Stated goal:
Restate the records in their entirety, word for word.

Material provided:

◇ ◇ ◇ ◇ ◇

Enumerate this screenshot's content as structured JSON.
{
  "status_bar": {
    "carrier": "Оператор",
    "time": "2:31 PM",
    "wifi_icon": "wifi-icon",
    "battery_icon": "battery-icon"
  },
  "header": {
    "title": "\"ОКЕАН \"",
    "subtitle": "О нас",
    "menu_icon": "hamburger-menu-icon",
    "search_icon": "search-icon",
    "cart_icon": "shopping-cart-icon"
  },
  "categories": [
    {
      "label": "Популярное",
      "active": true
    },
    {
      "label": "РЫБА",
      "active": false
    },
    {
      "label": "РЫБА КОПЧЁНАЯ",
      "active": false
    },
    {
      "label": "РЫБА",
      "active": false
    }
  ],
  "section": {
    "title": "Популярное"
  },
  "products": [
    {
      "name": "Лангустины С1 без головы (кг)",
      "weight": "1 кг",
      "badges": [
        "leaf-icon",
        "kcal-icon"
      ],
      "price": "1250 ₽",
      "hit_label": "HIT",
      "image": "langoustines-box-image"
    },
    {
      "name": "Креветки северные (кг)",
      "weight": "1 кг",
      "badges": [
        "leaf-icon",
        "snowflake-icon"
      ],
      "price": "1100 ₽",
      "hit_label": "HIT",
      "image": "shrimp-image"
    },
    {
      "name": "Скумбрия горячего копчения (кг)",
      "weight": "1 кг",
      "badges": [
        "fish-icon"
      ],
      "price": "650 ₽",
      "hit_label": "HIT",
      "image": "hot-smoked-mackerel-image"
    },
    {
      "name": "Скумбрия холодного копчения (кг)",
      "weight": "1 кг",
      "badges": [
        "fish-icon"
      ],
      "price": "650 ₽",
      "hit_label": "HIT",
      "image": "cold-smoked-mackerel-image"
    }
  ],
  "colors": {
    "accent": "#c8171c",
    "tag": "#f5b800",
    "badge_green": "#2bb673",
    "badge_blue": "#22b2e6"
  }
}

◇ ◇ ◇ ◇ ◇

Finished exercise:
Enumerate this screenshot's content as structured JSON.
{
  "status_bar": {
    "carrier": "Оператор",
    "time": "2:31 PM",
    "wifi_icon": "wifi-icon",
    "battery_icon": "battery-icon"
  },
  "header": {
    "title": "\"ОКЕАН \"",
    "subtitle": "О нас",
    "menu_icon": "hamburger-menu-icon",
    "search_icon": "search-icon",
    "cart_icon": "shopping-cart-icon"
  },
  "categories": [
    {
      "label": "Популярное",
      "active": true
    },
    {
      "label": "РЫБА",
      "active": false
    },
    {
      "label": "РЫБА КОПЧЁНАЯ",
      "active": false
    },
    {
      "label": "РЫБА",
      "active": false
    }
  ],
  "section": {
    "title": "Популярное"
  },
  "products": [
    {
      "name": "Лангустины С1 без головы (кг)",
      "weight": "1 кг",
      "badges": [
        "leaf-icon",
        "kcal-icon"
      ],
      "price": "1250 ₽",
      "hit_label": "HIT",
      "image": "langoustines-box-image"
    },
    {
      "name": "Креветки северные (кг)",
      "weight": "1 кг",
      "badges": [
        "leaf-icon",
        "snowflake-icon"
      ],
      "price": "1100 ₽",
      "hit_label": "HIT",
      "image": "shrimp-image"
    },
    {
      "name": "Скумбрия горячего копчения (кг)",
      "weight": "1 кг",
      "badges": [
        "fish-icon"
      ],
      "price": "650 ₽",
      "hit_label": "HIT",
      "image": "hot-smoked-mackerel-image"
    },
    {
      "name": "Скумбрия холодного копчения (кг)",
      "weight": "1 кг",
      "badges": [
        "fish-icon"
      ],
      "price": "650 ₽",
      "hit_label": "HIT",
      "image": "cold-smoked-mackerel-image"
    }
  ],
  "colors": {
    "accent": "#c8171c",
    "tag": "#f5b800",
    "badge_green": "#2bb673",
    "badge_blue": "#22b2e6"
  }
}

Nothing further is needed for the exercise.